SUPPLIED INFORMATION.
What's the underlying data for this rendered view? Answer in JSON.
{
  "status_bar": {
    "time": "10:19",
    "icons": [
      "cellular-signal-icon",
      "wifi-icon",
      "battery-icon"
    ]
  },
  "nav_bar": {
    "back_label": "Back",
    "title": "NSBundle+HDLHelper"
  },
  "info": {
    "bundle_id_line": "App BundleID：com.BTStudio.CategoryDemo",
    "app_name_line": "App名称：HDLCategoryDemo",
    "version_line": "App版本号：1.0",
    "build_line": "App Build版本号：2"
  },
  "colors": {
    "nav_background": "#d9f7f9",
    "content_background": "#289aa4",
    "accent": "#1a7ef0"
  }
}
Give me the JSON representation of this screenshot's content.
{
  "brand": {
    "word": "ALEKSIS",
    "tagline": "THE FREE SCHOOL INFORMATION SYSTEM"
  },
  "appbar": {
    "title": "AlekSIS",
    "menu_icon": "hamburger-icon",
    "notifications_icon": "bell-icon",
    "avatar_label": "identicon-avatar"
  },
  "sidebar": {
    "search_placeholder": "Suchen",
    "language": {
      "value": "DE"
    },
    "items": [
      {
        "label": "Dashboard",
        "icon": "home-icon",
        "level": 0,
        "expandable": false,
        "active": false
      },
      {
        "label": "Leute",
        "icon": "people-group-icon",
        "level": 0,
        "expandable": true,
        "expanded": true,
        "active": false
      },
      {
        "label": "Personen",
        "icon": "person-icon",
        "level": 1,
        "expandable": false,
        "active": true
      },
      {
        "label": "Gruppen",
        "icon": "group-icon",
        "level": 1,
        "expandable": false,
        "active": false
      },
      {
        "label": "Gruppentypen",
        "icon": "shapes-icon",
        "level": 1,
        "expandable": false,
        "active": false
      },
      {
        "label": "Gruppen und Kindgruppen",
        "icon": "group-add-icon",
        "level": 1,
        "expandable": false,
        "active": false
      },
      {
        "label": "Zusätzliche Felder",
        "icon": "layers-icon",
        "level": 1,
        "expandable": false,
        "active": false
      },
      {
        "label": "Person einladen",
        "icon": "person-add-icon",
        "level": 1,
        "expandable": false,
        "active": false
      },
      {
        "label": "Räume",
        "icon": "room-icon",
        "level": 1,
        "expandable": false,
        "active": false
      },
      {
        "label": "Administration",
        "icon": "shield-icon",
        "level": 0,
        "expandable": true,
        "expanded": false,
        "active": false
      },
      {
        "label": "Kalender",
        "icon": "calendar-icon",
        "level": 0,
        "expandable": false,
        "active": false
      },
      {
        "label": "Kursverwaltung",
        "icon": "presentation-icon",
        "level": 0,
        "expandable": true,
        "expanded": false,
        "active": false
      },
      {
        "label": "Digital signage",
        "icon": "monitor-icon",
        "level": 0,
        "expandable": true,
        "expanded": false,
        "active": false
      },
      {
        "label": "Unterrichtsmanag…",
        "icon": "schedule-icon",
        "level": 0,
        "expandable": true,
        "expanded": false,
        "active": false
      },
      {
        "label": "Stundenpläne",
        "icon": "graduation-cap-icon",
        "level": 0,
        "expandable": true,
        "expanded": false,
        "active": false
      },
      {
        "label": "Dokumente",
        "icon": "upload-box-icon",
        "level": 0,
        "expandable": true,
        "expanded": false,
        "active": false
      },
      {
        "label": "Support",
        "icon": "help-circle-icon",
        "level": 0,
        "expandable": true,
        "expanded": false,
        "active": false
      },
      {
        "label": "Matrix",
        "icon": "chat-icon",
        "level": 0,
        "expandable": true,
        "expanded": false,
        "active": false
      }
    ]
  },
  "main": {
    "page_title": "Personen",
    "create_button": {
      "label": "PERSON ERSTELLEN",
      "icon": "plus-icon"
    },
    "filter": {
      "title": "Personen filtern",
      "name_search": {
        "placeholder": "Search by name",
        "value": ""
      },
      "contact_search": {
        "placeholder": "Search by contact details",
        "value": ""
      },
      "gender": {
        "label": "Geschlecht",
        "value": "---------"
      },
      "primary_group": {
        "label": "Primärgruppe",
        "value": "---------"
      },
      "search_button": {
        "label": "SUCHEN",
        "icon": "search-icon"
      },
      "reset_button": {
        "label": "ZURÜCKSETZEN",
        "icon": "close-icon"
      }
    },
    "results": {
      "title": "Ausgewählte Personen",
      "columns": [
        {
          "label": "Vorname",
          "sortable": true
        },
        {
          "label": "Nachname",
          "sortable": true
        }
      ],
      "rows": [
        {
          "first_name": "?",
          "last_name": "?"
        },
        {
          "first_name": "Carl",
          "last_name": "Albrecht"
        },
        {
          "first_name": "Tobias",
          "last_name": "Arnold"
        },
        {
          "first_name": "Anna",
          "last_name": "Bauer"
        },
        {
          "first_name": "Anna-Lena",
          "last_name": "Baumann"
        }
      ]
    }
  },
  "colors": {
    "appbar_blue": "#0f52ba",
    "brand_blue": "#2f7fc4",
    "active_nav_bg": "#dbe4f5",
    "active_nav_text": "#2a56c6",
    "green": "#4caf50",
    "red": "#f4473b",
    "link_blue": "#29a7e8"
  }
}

PROBLEM DESCRIPTION. From the listing, copy every line where the string "Personen" appears.

COMPLETE ANSWER.
        "label": "Personen",
    "page_title": "Personen",
      "title": "Personen filtern",
      "title": "Ausgewählte Personen",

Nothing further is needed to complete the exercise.